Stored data

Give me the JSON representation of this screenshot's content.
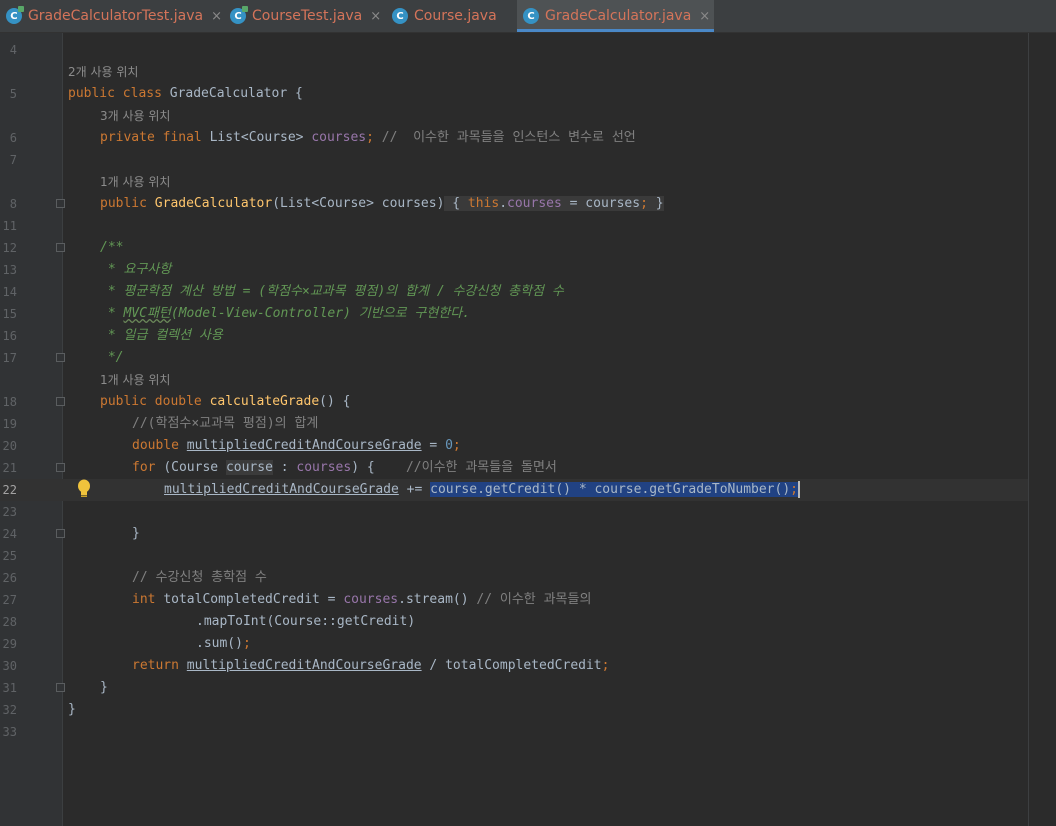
{
  "tabs": [
    {
      "label": "GradeCalculatorTest.java",
      "icon": "test-class-icon",
      "close": "×"
    },
    {
      "label": "CourseTest.java",
      "icon": "test-class-icon",
      "close": "×"
    },
    {
      "label": "Course.java",
      "icon": "class-icon",
      "close": ""
    },
    {
      "label": "GradeCalculator.java",
      "icon": "class-icon",
      "close": "×",
      "active": true
    }
  ],
  "icon_letter": "C",
  "usage_hints": {
    "class": "2개 사용 위치",
    "courses_field": "3개 사용 위치",
    "constructor": "1개 사용 위치",
    "calculate": "1개 사용 위치"
  },
  "line_numbers": [
    "4",
    "5",
    "6",
    "7",
    "8",
    "11",
    "12",
    "13",
    "14",
    "15",
    "16",
    "17",
    "18",
    "19",
    "20",
    "21",
    "22",
    "23",
    "24",
    "25",
    "26",
    "27",
    "28",
    "29",
    "30",
    "31",
    "32",
    "33"
  ],
  "code": {
    "l5": {
      "kw": "public class ",
      "name": "GradeCalculator {"
    },
    "l6": {
      "kw1": "private final ",
      "type": "List<Course> ",
      "field": "courses",
      "semi": ";",
      "comment": " //  이수한 과목들을 인스턴스 변수로 선언"
    },
    "l8": {
      "kw": "public ",
      "fn": "GradeCalculator",
      "params": "(List<Course> courses)",
      "b1": " { ",
      "this": "this",
      "dot": ".",
      "field": "courses",
      "rest": " = courses",
      "semi": ";",
      "b2": " }"
    },
    "l12": "/**",
    "l13": " * 요구사항",
    "l14": " * 평균학점 계산 방법 = (학점수×교과목 평점)의 합계 / 수강신청 총학점 수",
    "l15a": " * ",
    "l15b": "MVC패턴",
    "l15c": "(Model-View-Controller) 기반으로 구현한다.",
    "l16": " * 일급 컬렉션 사용",
    "l17": " */",
    "l18": {
      "kw": "public double ",
      "fn": "calculateGrade",
      "rest": "() {"
    },
    "l19": "//(학점수×교과목 평점)의 합계",
    "l20": {
      "kw": "double ",
      "var": "multipliedCreditAndCourseGrade",
      "eq": " = ",
      "num": "0",
      "semi": ";"
    },
    "l21": {
      "kw": "for ",
      "p1": "(Course ",
      "var": "course",
      "p2": " : ",
      "field": "courses",
      "p3": ") {",
      "comment": "    //이수한 과목들을 돌면서"
    },
    "l22": {
      "var": "multipliedCreditAndCourseGrade",
      "op": " += ",
      "sel": "course.getCredit() * course.getGradeToNumber()",
      "semi": ";"
    },
    "l24": "}",
    "l26": "// 수강신청 총학점 수",
    "l27": {
      "kw": "int ",
      "p1": "totalCompletedCredit = ",
      "field": "courses",
      "p2": ".stream() ",
      "comment": "// 이수한 과목들의"
    },
    "l28": ".mapToInt(Course::getCredit)",
    "l29": {
      "text": ".sum()",
      "semi": ";"
    },
    "l30": {
      "kw": "return ",
      "var": "multipliedCreditAndCourseGrade",
      "rest": " / totalCompletedCredit",
      "semi": ";"
    },
    "l31": "}",
    "l32": "}"
  },
  "colors": {
    "background": "#2b2b2b",
    "keyword": "#cc7832",
    "function": "#ffc66d",
    "field": "#9876aa",
    "number": "#6897bb",
    "comment": "#808080",
    "doc_comment": "#629755",
    "selection": "#214283",
    "tab_text": "#d4745a"
  }
}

Short exercise: Only the number is wanted: how many lines in the entries above contain the word "label"?

Answer to the task: 4